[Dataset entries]

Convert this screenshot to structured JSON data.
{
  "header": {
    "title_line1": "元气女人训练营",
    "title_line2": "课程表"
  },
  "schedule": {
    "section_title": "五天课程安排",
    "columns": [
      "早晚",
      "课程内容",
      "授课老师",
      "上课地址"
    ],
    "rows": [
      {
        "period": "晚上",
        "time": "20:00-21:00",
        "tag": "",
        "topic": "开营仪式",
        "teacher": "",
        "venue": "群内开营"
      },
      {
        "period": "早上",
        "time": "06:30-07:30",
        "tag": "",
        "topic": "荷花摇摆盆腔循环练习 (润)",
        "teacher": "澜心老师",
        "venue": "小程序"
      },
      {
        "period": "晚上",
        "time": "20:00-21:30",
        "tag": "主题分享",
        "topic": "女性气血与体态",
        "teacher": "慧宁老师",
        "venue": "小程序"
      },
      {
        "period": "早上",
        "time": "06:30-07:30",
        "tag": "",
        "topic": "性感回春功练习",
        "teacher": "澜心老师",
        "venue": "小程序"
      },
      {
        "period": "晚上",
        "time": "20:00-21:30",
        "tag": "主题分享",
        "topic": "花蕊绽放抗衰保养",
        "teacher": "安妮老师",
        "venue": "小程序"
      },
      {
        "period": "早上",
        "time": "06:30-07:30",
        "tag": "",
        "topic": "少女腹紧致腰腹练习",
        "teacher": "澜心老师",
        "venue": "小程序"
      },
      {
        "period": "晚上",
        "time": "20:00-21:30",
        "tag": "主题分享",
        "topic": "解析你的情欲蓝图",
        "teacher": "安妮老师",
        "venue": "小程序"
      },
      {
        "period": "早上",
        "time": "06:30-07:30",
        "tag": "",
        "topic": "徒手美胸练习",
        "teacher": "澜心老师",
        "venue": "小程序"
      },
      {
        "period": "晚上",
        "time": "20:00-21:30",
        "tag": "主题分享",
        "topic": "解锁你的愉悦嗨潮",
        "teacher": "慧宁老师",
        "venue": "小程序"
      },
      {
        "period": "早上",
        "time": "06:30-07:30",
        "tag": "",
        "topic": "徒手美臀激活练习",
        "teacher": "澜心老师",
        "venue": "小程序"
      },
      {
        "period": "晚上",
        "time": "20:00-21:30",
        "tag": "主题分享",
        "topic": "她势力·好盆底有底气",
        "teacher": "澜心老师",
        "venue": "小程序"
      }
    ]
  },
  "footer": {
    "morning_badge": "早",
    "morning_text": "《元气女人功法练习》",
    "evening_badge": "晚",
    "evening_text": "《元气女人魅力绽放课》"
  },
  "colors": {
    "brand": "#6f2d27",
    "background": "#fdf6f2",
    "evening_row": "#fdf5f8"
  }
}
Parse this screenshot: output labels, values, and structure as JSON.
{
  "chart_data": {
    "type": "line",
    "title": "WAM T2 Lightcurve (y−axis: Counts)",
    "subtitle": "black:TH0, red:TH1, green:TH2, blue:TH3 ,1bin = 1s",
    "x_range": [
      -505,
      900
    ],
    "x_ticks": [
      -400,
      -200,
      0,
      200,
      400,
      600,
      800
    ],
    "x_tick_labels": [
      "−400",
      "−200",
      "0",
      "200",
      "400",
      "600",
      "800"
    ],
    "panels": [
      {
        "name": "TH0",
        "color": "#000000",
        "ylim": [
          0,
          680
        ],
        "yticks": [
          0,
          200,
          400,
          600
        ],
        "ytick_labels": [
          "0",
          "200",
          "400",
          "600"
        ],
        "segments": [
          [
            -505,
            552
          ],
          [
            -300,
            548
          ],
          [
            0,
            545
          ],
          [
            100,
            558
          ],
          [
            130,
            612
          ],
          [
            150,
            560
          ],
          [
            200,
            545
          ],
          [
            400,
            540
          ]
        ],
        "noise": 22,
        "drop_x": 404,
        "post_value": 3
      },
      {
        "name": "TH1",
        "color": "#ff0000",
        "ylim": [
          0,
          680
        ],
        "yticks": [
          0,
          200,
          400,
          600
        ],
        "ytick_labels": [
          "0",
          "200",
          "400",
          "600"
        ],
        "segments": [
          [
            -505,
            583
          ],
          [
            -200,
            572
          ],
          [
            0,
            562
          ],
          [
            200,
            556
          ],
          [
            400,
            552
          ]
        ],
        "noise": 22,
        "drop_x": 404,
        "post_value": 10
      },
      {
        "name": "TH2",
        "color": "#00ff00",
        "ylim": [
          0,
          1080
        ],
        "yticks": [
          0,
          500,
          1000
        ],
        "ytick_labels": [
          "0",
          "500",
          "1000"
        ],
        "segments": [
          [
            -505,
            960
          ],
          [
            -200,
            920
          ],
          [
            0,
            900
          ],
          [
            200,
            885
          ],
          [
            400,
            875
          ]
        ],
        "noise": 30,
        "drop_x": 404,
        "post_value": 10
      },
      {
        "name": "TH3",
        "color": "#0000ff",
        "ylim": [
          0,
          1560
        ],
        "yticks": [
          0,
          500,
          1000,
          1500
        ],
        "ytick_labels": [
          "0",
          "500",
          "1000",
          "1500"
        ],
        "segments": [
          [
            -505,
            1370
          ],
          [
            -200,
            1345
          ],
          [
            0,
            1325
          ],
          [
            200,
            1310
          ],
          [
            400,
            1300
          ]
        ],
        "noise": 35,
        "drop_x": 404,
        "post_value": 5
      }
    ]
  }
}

> [What you are asked to do]:
Retype the data exactly as given.

> [Response to the task]:
Convert this screenshot to structured JSON data.
{
  "header": {
    "title_line1": "元气女人训练营",
    "title_line2": "课程表"
  },
  "schedule": {
    "section_title": "五天课程安排",
    "columns": [
      "早晚",
      "课程内容",
      "授课老师",
      "上课地址"
    ],
    "rows": [
      {
        "period": "晚上",
        "time": "20:00-21:00",
        "tag": "",
        "topic": "开营仪式",
        "teacher": "",
        "venue": "群内开营"
      },
      {
        "period": "早上",
        "time": "06:30-07:30",
        "tag": "",
        "topic": "荷花摇摆盆腔循环练习 (润)",
        "teacher": "澜心老师",
        "venue": "小程序"
      },
      {
        "period": "晚上",
        "time": "20:00-21:30",
        "tag": "主题分享",
        "topic": "女性气血与体态",
        "teacher": "慧宁老师",
        "venue": "小程序"
      },
      {
        "period": "早上",
        "time": "06:30-07:30",
        "tag": "",
        "topic": "性感回春功练习",
        "teacher": "澜心老师",
        "venue": "小程序"
      },
      {
        "period": "晚上",
        "time": "20:00-21:30",
        "tag": "主题分享",
        "topic": "花蕊绽放抗衰保养",
        "teacher": "安妮老师",
        "venue": "小程序"
      },
      {
        "period": "早上",
        "time": "06:30-07:30",
        "tag": "",
        "topic": "少女腹紧致腰腹练习",
        "teacher": "澜心老师",
        "venue": "小程序"
      },
      {
        "period": "晚上",
        "time": "20:00-21:30",
        "tag": "主题分享",
        "topic": "解析你的情欲蓝图",
        "teacher": "安妮老师",
        "venue": "小程序"
      },
      {
        "period": "早上",
        "time": "06:30-07:30",
        "tag": "",
        "topic": "徒手美胸练习",
        "teacher": "澜心老师",
        "venue": "小程序"
      },
      {
        "period": "晚上",
        "time": "20:00-21:30",
        "tag": "主题分享",
        "topic": "解锁你的愉悦嗨潮",
        "teacher": "慧宁老师",
        "venue": "小程序"
      },
      {
        "period": "早上",
        "time": "06:30-07:30",
        "tag": "",
        "topic": "徒手美臀激活练习",
        "teacher": "澜心老师",
        "venue": "小程序"
      },
      {
        "period": "晚上",
        "time": "20:00-21:30",
        "tag": "主题分享",
        "topic": "她势力·好盆底有底气",
        "teacher": "澜心老师",
        "venue": "小程序"
      }
    ]
  },
  "footer": {
    "morning_badge": "早",
    "morning_text": "《元气女人功法练习》",
    "evening_badge": "晚",
    "evening_text": "《元气女人魅力绽放课》"
  },
  "colors": {
    "brand": "#6f2d27",
    "background": "#fdf6f2",
    "evening_row": "#fdf5f8"
  }
}
Parse this screenshot: output labels, values, and structure as JSON.
{
  "chart_data": {
    "type": "line",
    "title": "WAM T2 Lightcurve (y−axis: Counts)",
    "subtitle": "black:TH0, red:TH1, green:TH2, blue:TH3 ,1bin = 1s",
    "x_range": [
      -505,
      900
    ],
    "x_ticks": [
      -400,
      -200,
      0,
      200,
      400,
      600,
      800
    ],
    "x_tick_labels": [
      "−400",
      "−200",
      "0",
      "200",
      "400",
      "600",
      "800"
    ],
    "panels": [
      {
        "name": "TH0",
        "color": "#000000",
        "ylim": [
          0,
          680
        ],
        "yticks": [
          0,
          200,
          400,
          600
        ],
        "ytick_labels": [
          "0",
          "200",
          "400",
          "600"
        ],
        "segments": [
          [
            -505,
            552
          ],
          [
            -300,
            548
          ],
          [
            0,
            545
          ],
          [
            100,
            558
          ],
          [
            130,
            612
          ],
          [
            150,
            560
          ],
          [
            200,
            545
          ],
          [
            400,
            540
          ]
        ],
        "noise": 22,
        "drop_x": 404,
        "post_value": 3
      },
      {
        "name": "TH1",
        "color": "#ff0000",
        "ylim": [
          0,
          680
        ],
        "yticks": [
          0,
          200,
          400,
          600
        ],
        "ytick_labels": [
          "0",
          "200",
          "400",
          "600"
        ],
        "segments": [
          [
            -505,
            583
          ],
          [
            -200,
            572
          ],
          [
            0,
            562
          ],
          [
            200,
            556
          ],
          [
            400,
            552
          ]
        ],
        "noise": 22,
        "drop_x": 404,
        "post_value": 10
      },
      {
        "name": "TH2",
        "color": "#00ff00",
        "ylim": [
          0,
          1080
        ],
        "yticks": [
          0,
          500,
          1000
        ],
        "ytick_labels": [
          "0",
          "500",
          "1000"
        ],
        "segments": [
          [
            -505,
            960
          ],
          [
            -200,
            920
          ],
          [
            0,
            900
          ],
          [
            200,
            885
          ],
          [
            400,
            875
          ]
        ],
        "noise": 30,
        "drop_x": 404,
        "post_value": 10
      },
      {
        "name": "TH3",
        "color": "#0000ff",
        "ylim": [
          0,
          1560
        ],
        "yticks": [
          0,
          500,
          1000,
          1500
        ],
        "ytick_labels": [
          "0",
          "500",
          "1000",
          "1500"
        ],
        "segments": [
          [
            -505,
            1370
          ],
          [
            -200,
            1345
          ],
          [
            0,
            1325
          ],
          [
            200,
            1310
          ],
          [
            400,
            1300
          ]
        ],
        "noise": 35,
        "drop_x": 404,
        "post_value": 5
      }
    ]
  }
}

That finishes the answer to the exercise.